- **The request**:
Write out the records that appear below, verbatim and complete, but without pictures.

- **Data rows**:
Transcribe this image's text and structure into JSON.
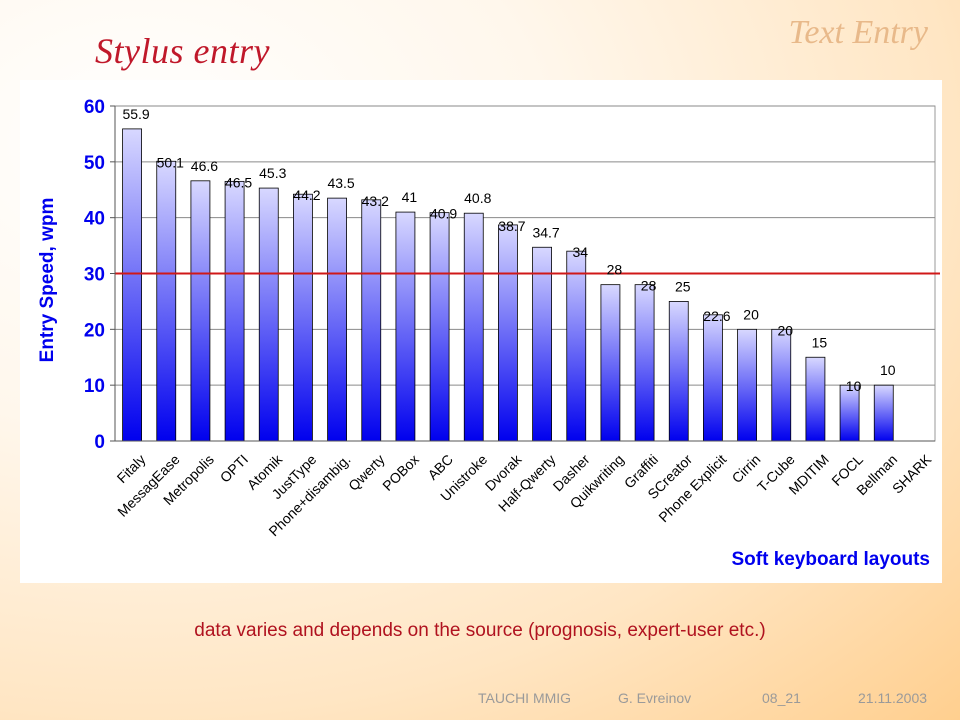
{
  "slide": {
    "title": "Stylus entry",
    "topic": "Text Entry",
    "caption": "data varies and depends on the source (prognosis, expert-user etc.)"
  },
  "footer": {
    "org": "TAUCHI MMIG",
    "author": "G. Evreinov",
    "slide_no": "08_21",
    "date": "21.11.2003"
  },
  "colors": {
    "title": "#c0182a",
    "axis_text": "#0000ee",
    "bar_top": "#d8d8ff",
    "bar_bottom": "#0000ee",
    "reference_line": "#d01818"
  },
  "chart_data": {
    "type": "bar",
    "categories": [
      "Fitaly",
      "MessagEase",
      "Metropolis",
      "OPTI",
      "Atomik",
      "JustType",
      "Phone+disambig.",
      "Qwerty",
      "POBox",
      "ABC",
      "Unistroke",
      "Dvorak",
      "Half-Qwerty",
      "Dasher",
      "Quikwriting",
      "Graffiti",
      "SCreator",
      "Phone Explicit",
      "Cirrin",
      "T-Cube",
      "MDITIM",
      "FOCL",
      "Bellman",
      "SHARK"
    ],
    "values": [
      55.9,
      50.1,
      46.6,
      46.5,
      45.3,
      44.2,
      43.5,
      43.2,
      41,
      40.9,
      40.8,
      38.7,
      34.7,
      34,
      28,
      28,
      25,
      22.6,
      20,
      20,
      15,
      10,
      10,
      null
    ],
    "labels": [
      "55.9",
      "50.1",
      "46.6",
      "46.5",
      "45.3",
      "44.2",
      "43.5",
      "43.2",
      "41",
      "40.9",
      "40.8",
      "38.7",
      "34.7",
      "34",
      "28",
      "28",
      "25",
      "22.6",
      "20",
      "20",
      "15",
      "10",
      "10",
      ""
    ],
    "ylabel": "Entry Speed, wpm",
    "xlabel": "Soft keyboard layouts",
    "ylim": [
      0,
      60
    ],
    "yticks": [
      "0",
      "10",
      "20",
      "30",
      "40",
      "50",
      "60"
    ],
    "reference_line": 30,
    "grid": true
  }
}
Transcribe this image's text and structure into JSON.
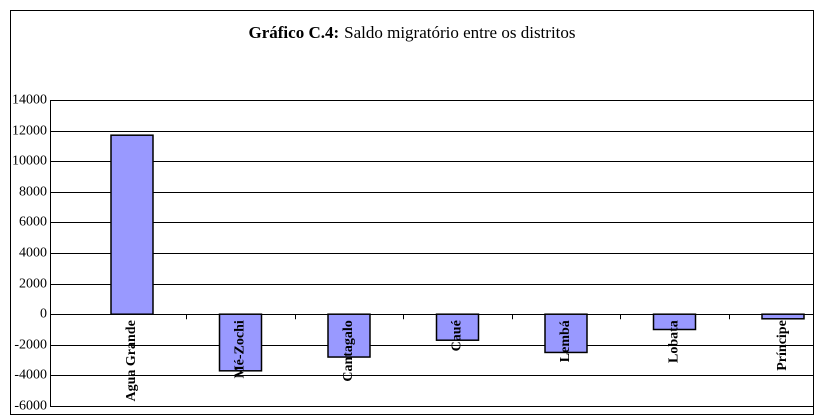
{
  "chart_data": {
    "type": "bar",
    "title_label": "Gráfico C.4:",
    "title": "Saldo migratório entre os distritos",
    "categories": [
      "Agua Grande",
      "Mé-Zochi",
      "Cantagalo",
      "Caué",
      "Lembá",
      "Lobata",
      "Príncipe"
    ],
    "values": [
      11700,
      -3700,
      -2800,
      -1700,
      -2500,
      -1000,
      -300
    ],
    "color": "#9999ff",
    "ylim": [
      -6000,
      14000
    ],
    "yticks": [
      -6000,
      -4000,
      -2000,
      0,
      2000,
      4000,
      6000,
      8000,
      10000,
      12000,
      14000
    ],
    "grid": true
  }
}
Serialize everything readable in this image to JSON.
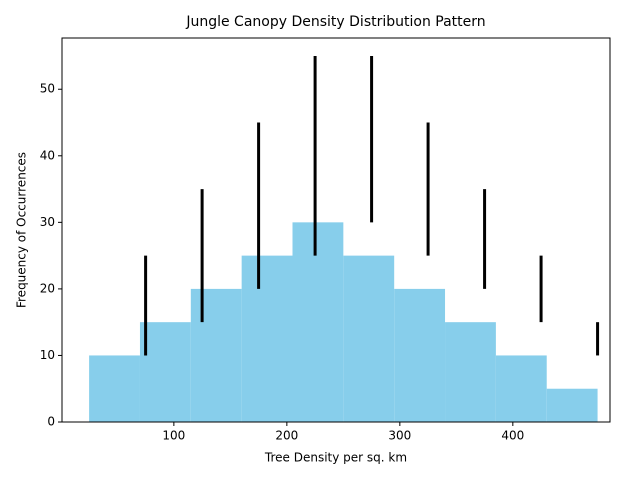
{
  "chart_data": {
    "type": "histogram",
    "title": "Jungle Canopy Density Distribution Pattern",
    "xlabel": "Tree Density per sq. km",
    "ylabel": "Frequency of Occurrences",
    "bins": [
      25,
      70,
      115,
      160,
      205,
      250,
      295,
      340,
      385,
      430,
      475
    ],
    "values": [
      10,
      15,
      20,
      25,
      30,
      25,
      20,
      15,
      10,
      5
    ],
    "color": "#87ceeb",
    "ranges": {
      "x": [
        75,
        125,
        175,
        225,
        275,
        325,
        375,
        425,
        475
      ],
      "low": [
        10,
        15,
        20,
        25,
        30,
        25,
        20,
        15,
        10
      ],
      "high": [
        25,
        35,
        45,
        55,
        55,
        45,
        35,
        25,
        15
      ],
      "color": "#000000"
    },
    "xlim": [
      1,
      486
    ],
    "ylim": [
      0,
      57.7
    ],
    "xticks": [
      100,
      200,
      300,
      400
    ],
    "yticks": [
      0,
      10,
      20,
      30,
      40,
      50
    ]
  }
}
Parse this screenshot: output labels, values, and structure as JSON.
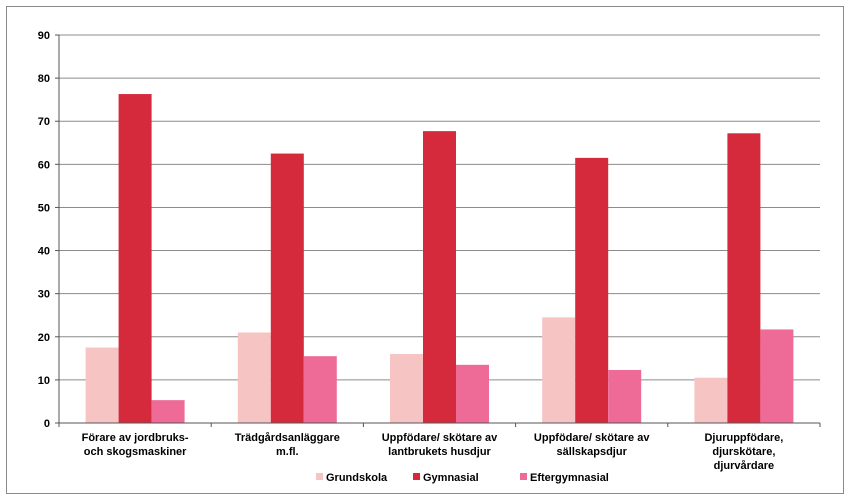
{
  "chart_data": {
    "type": "bar",
    "title": "",
    "xlabel": "",
    "ylabel": "",
    "ylim": [
      0,
      90
    ],
    "y_ticks": [
      0,
      10,
      20,
      30,
      40,
      50,
      60,
      70,
      80,
      90
    ],
    "grid": true,
    "legend_position": "bottom",
    "categories": [
      [
        "Förare av jordbruks-",
        "och skogsmaskiner"
      ],
      [
        "Trädgårdsanläggare",
        "m.fl."
      ],
      [
        "Uppfödare/ skötare av",
        "lantbrukets husdjur"
      ],
      [
        "Uppfödare/ skötare av",
        "sällskapsdjur"
      ],
      [
        "Djuruppfödare,",
        "djurskötare,",
        "djurvårdare"
      ]
    ],
    "series": [
      {
        "name": "Grundskola",
        "color": "#f7c4c4",
        "values": [
          17.5,
          21,
          16,
          24.5,
          10.5
        ]
      },
      {
        "name": "Gymnasial",
        "color": "#d42a3c",
        "values": [
          76.3,
          62.5,
          67.7,
          61.5,
          67.2
        ]
      },
      {
        "name": "Eftergymnasial",
        "color": "#ee6b97",
        "values": [
          5.3,
          15.5,
          13.5,
          12.3,
          21.7
        ]
      }
    ]
  }
}
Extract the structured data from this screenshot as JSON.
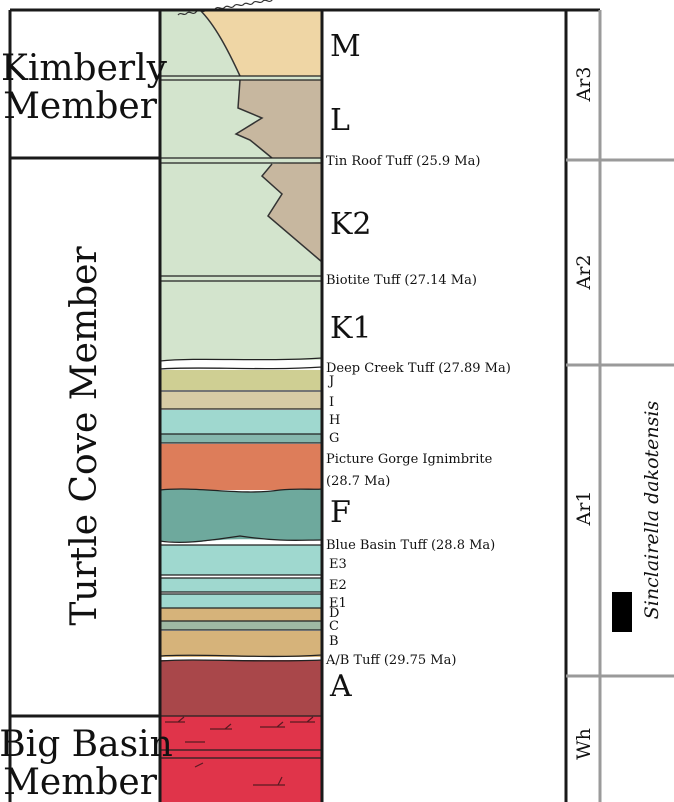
{
  "members": {
    "kimberly": [
      "Kimberly",
      "Member"
    ],
    "turtle_cove": "Turtle Cove Member",
    "big_basin": [
      "Big Basin",
      "Member"
    ]
  },
  "units": {
    "M": "M",
    "L": "L",
    "K2": "K2",
    "K1": "K1",
    "J": "J",
    "I": "I",
    "H": "H",
    "G": "G",
    "F": "F",
    "E3": "E3",
    "E2": "E2",
    "E1": "E1",
    "D": "D",
    "C": "C",
    "B": "B",
    "A": "A"
  },
  "tuffs": {
    "tin_roof": "Tin Roof Tuff (25.9 Ma)",
    "biotite": "Biotite Tuff (27.14 Ma)",
    "deep_creek": "Deep Creek Tuff (27.89 Ma)",
    "picture_gorge": [
      "Picture Gorge Ignimbrite",
      "(28.7 Ma)"
    ],
    "blue_basin": "Blue Basin Tuff (28.8 Ma)",
    "ab": "A/B Tuff (29.75 Ma)"
  },
  "biozones": {
    "ar3": "Ar3",
    "ar2": "Ar2",
    "ar1": "Ar1",
    "wh": "Wh"
  },
  "taxon": "Sinclairella dakotensis",
  "colors": {
    "green_tuff": "#d3e4cd",
    "tan": "#c7b79f",
    "sand": "#efd6a5",
    "olive": "#cfcf93",
    "light_tan": "#d7cba5",
    "teal_light": "#9fd8cf",
    "teal_dark": "#6ea99d",
    "orange": "#dd7d5a",
    "brown_tan": "#d6b37a",
    "gray_green": "#9fb9a3",
    "dark_red": "#a9474a",
    "red": "#e0344a",
    "frame": "#1a1a1a",
    "gray_line": "#9a9a9a"
  }
}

- **Solution to this exercise**:
Transcribe this image's text and structure into JSON.
{
  "slide": {
    "title": "Stylus entry",
    "topic": "Text Entry",
    "caption": "data varies and depends on the source (prognosis, expert-user etc.)"
  },
  "footer": {
    "org": "TAUCHI MMIG",
    "author": "G. Evreinov",
    "slide_no": "08_21",
    "date": "21.11.2003"
  },
  "colors": {
    "title": "#c0182a",
    "axis_text": "#0000ee",
    "bar_top": "#d8d8ff",
    "bar_bottom": "#0000ee",
    "reference_line": "#d01818"
  },
  "chart_data": {
    "type": "bar",
    "categories": [
      "Fitaly",
      "MessagEase",
      "Metropolis",
      "OPTI",
      "Atomik",
      "JustType",
      "Phone+disambig.",
      "Qwerty",
      "POBox",
      "ABC",
      "Unistroke",
      "Dvorak",
      "Half-Qwerty",
      "Dasher",
      "Quikwriting",
      "Graffiti",
      "SCreator",
      "Phone Explicit",
      "Cirrin",
      "T-Cube",
      "MDITIM",
      "FOCL",
      "Bellman",
      "SHARK"
    ],
    "values": [
      55.9,
      50.1,
      46.6,
      46.5,
      45.3,
      44.2,
      43.5,
      43.2,
      41,
      40.9,
      40.8,
      38.7,
      34.7,
      34,
      28,
      28,
      25,
      22.6,
      20,
      20,
      15,
      10,
      10,
      null
    ],
    "labels": [
      "55.9",
      "50.1",
      "46.6",
      "46.5",
      "45.3",
      "44.2",
      "43.5",
      "43.2",
      "41",
      "40.9",
      "40.8",
      "38.7",
      "34.7",
      "34",
      "28",
      "28",
      "25",
      "22.6",
      "20",
      "20",
      "15",
      "10",
      "10",
      ""
    ],
    "ylabel": "Entry Speed, wpm",
    "xlabel": "Soft keyboard layouts",
    "ylim": [
      0,
      60
    ],
    "yticks": [
      "0",
      "10",
      "20",
      "30",
      "40",
      "50",
      "60"
    ],
    "reference_line": 30,
    "grid": true
  }
}
Transcribe this image's text and structure into JSON.
{
  "chart_data": {
    "type": "bar",
    "title_label": "Gráfico C.4:",
    "title": "Saldo migratório entre os distritos",
    "categories": [
      "Agua Grande",
      "Mé-Zochi",
      "Cantagalo",
      "Caué",
      "Lembá",
      "Lobata",
      "Príncipe"
    ],
    "values": [
      11700,
      -3700,
      -2800,
      -1700,
      -2500,
      -1000,
      -300
    ],
    "color": "#9999ff",
    "ylim": [
      -6000,
      14000
    ],
    "yticks": [
      -6000,
      -4000,
      -2000,
      0,
      2000,
      4000,
      6000,
      8000,
      10000,
      12000,
      14000
    ],
    "grid": true
  }
}
Serialize everything readable in this image to JSON.
{
  "chart_data": {
    "type": "histogram",
    "title": "Jungle Canopy Density Distribution Pattern",
    "xlabel": "Tree Density per sq. km",
    "ylabel": "Frequency of Occurrences",
    "bins": [
      25,
      70,
      115,
      160,
      205,
      250,
      295,
      340,
      385,
      430,
      475
    ],
    "values": [
      10,
      15,
      20,
      25,
      30,
      25,
      20,
      15,
      10,
      5
    ],
    "color": "#87ceeb",
    "ranges": {
      "x": [
        75,
        125,
        175,
        225,
        275,
        325,
        375,
        425,
        475
      ],
      "low": [
        10,
        15,
        20,
        25,
        30,
        25,
        20,
        15,
        10
      ],
      "high": [
        25,
        35,
        45,
        55,
        55,
        45,
        35,
        25,
        15
      ],
      "color": "#000000"
    },
    "xlim": [
      1,
      486
    ],
    "ylim": [
      0,
      57.7
    ],
    "xticks": [
      100,
      200,
      300,
      400
    ],
    "yticks": [
      0,
      10,
      20,
      30,
      40,
      50
    ]
  }
}
Parse this screenshot: output labels, values, and structure as JSON.
{
  "chart_data": {
    "type": "bar",
    "title": "",
    "xlabel": "",
    "ylabel": "",
    "ylim": [
      0,
      90
    ],
    "y_ticks": [
      0,
      10,
      20,
      30,
      40,
      50,
      60,
      70,
      80,
      90
    ],
    "grid": true,
    "legend_position": "bottom",
    "categories": [
      [
        "Förare av jordbruks-",
        "och skogsmaskiner"
      ],
      [
        "Trädgårdsanläggare",
        "m.fl."
      ],
      [
        "Uppfödare/ skötare av",
        "lantbrukets husdjur"
      ],
      [
        "Uppfödare/ skötare av",
        "sällskapsdjur"
      ],
      [
        "Djuruppfödare,",
        "djurskötare,",
        "djurvårdare"
      ]
    ],
    "series": [
      {
        "name": "Grundskola",
        "color": "#f7c4c4",
        "values": [
          17.5,
          21,
          16,
          24.5,
          10.5
        ]
      },
      {
        "name": "Gymnasial",
        "color": "#d42a3c",
        "values": [
          76.3,
          62.5,
          67.7,
          61.5,
          67.2
        ]
      },
      {
        "name": "Eftergymnasial",
        "color": "#ee6b97",
        "values": [
          5.3,
          15.5,
          13.5,
          12.3,
          21.7
        ]
      }
    ]
  }
}
Extract the structured data from this screenshot as JSON.
{
  "members": {
    "kimberly": [
      "Kimberly",
      "Member"
    ],
    "turtle_cove": "Turtle Cove Member",
    "big_basin": [
      "Big Basin",
      "Member"
    ]
  },
  "units": {
    "M": "M",
    "L": "L",
    "K2": "K2",
    "K1": "K1",
    "J": "J",
    "I": "I",
    "H": "H",
    "G": "G",
    "F": "F",
    "E3": "E3",
    "E2": "E2",
    "E1": "E1",
    "D": "D",
    "C": "C",
    "B": "B",
    "A": "A"
  },
  "tuffs": {
    "tin_roof": "Tin Roof Tuff (25.9 Ma)",
    "biotite": "Biotite Tuff (27.14 Ma)",
    "deep_creek": "Deep Creek Tuff (27.89 Ma)",
    "picture_gorge": [
      "Picture Gorge Ignimbrite",
      "(28.7 Ma)"
    ],
    "blue_basin": "Blue Basin Tuff (28.8 Ma)",
    "ab": "A/B Tuff (29.75 Ma)"
  },
  "biozones": {
    "ar3": "Ar3",
    "ar2": "Ar2",
    "ar1": "Ar1",
    "wh": "Wh"
  },
  "taxon": "Sinclairella dakotensis",
  "colors": {
    "green_tuff": "#d3e4cd",
    "tan": "#c7b79f",
    "sand": "#efd6a5",
    "olive": "#cfcf93",
    "light_tan": "#d7cba5",
    "teal_light": "#9fd8cf",
    "teal_dark": "#6ea99d",
    "orange": "#dd7d5a",
    "brown_tan": "#d6b37a",
    "gray_green": "#9fb9a3",
    "dark_red": "#a9474a",
    "red": "#e0344a",
    "frame": "#1a1a1a",
    "gray_line": "#9a9a9a"
  }
}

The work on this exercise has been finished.